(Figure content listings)
begin

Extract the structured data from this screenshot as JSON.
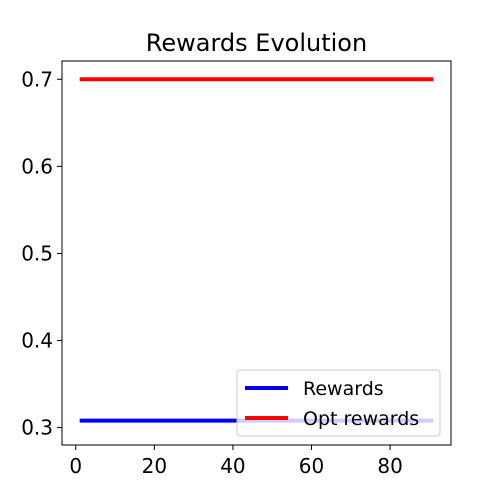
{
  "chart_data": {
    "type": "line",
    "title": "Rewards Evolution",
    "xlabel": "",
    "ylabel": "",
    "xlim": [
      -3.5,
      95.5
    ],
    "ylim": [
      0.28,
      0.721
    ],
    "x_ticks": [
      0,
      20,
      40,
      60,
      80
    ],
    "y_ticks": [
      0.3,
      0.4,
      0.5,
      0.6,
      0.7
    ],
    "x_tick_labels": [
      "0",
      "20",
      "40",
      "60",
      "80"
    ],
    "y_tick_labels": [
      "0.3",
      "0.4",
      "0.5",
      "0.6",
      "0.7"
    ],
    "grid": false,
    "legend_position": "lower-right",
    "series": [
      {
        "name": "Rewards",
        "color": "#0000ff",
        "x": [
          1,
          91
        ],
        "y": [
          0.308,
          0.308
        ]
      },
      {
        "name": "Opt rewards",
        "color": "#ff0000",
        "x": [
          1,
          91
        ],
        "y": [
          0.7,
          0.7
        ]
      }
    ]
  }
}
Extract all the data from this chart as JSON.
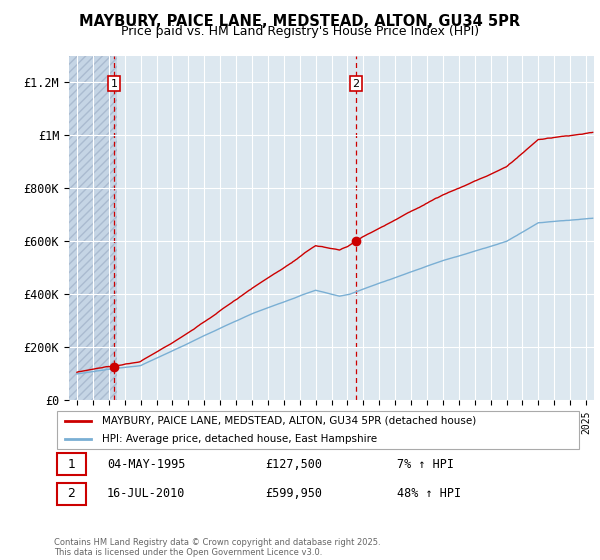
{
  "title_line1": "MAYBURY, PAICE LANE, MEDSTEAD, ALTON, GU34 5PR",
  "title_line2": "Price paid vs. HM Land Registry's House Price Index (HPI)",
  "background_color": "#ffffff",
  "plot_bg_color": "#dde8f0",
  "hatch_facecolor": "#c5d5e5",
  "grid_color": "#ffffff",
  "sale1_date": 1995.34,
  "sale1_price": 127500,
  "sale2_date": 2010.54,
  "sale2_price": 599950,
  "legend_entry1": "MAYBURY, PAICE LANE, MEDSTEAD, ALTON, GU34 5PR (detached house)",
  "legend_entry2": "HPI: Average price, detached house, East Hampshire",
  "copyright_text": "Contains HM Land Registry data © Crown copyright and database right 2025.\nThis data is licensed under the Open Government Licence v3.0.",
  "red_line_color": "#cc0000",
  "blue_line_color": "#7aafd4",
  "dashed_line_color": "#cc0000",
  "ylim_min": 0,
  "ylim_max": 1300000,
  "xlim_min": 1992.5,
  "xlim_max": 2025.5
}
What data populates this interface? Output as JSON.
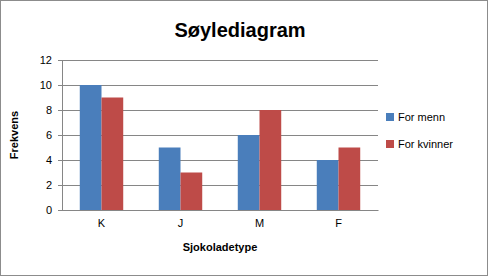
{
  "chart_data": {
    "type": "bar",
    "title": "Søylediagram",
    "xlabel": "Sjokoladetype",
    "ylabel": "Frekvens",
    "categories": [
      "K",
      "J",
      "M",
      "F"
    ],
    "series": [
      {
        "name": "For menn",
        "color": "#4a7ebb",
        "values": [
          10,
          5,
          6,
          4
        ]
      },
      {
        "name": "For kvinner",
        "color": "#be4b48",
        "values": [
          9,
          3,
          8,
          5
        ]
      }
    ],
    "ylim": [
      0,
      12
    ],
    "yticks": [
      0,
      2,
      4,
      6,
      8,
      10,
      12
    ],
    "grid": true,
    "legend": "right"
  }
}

end

→ **Exercise**
Every line above should be returned exactly; the pictures stay out.

→ **Answer for this exercise**
Extract the structured data from this screenshot as JSON.
{
  "chart_data": {
    "type": "line",
    "title": "Rewards Evolution",
    "xlabel": "",
    "ylabel": "",
    "xlim": [
      -3.5,
      95.5
    ],
    "ylim": [
      0.28,
      0.721
    ],
    "x_ticks": [
      0,
      20,
      40,
      60,
      80
    ],
    "y_ticks": [
      0.3,
      0.4,
      0.5,
      0.6,
      0.7
    ],
    "x_tick_labels": [
      "0",
      "20",
      "40",
      "60",
      "80"
    ],
    "y_tick_labels": [
      "0.3",
      "0.4",
      "0.5",
      "0.6",
      "0.7"
    ],
    "grid": false,
    "legend_position": "lower-right",
    "series": [
      {
        "name": "Rewards",
        "color": "#0000ff",
        "x": [
          1,
          91
        ],
        "y": [
          0.308,
          0.308
        ]
      },
      {
        "name": "Opt rewards",
        "color": "#ff0000",
        "x": [
          1,
          91
        ],
        "y": [
          0.7,
          0.7
        ]
      }
    ]
  }
}
Extract all the data from this chart as JSON.
{
  "title_line1": "MAYBURY, PAICE LANE, MEDSTEAD, ALTON, GU34 5PR",
  "title_line2": "Price paid vs. HM Land Registry's House Price Index (HPI)",
  "background_color": "#ffffff",
  "plot_bg_color": "#dde8f0",
  "hatch_facecolor": "#c5d5e5",
  "grid_color": "#ffffff",
  "sale1_date": 1995.34,
  "sale1_price": 127500,
  "sale2_date": 2010.54,
  "sale2_price": 599950,
  "legend_entry1": "MAYBURY, PAICE LANE, MEDSTEAD, ALTON, GU34 5PR (detached house)",
  "legend_entry2": "HPI: Average price, detached house, East Hampshire",
  "copyright_text": "Contains HM Land Registry data © Crown copyright and database right 2025.\nThis data is licensed under the Open Government Licence v3.0.",
  "red_line_color": "#cc0000",
  "blue_line_color": "#7aafd4",
  "dashed_line_color": "#cc0000",
  "ylim_min": 0,
  "ylim_max": 1300000,
  "xlim_min": 1992.5,
  "xlim_max": 2025.5
}
What data populates this interface? Output as JSON.
{
  "chart_data": {
    "type": "bar",
    "title": "Søylediagram",
    "xlabel": "Sjokoladetype",
    "ylabel": "Frekvens",
    "categories": [
      "K",
      "J",
      "M",
      "F"
    ],
    "series": [
      {
        "name": "For menn",
        "color": "#4a7ebb",
        "values": [
          10,
          5,
          6,
          4
        ]
      },
      {
        "name": "For kvinner",
        "color": "#be4b48",
        "values": [
          9,
          3,
          8,
          5
        ]
      }
    ],
    "ylim": [
      0,
      12
    ],
    "yticks": [
      0,
      2,
      4,
      6,
      8,
      10,
      12
    ],
    "grid": true,
    "legend": "right"
  }
}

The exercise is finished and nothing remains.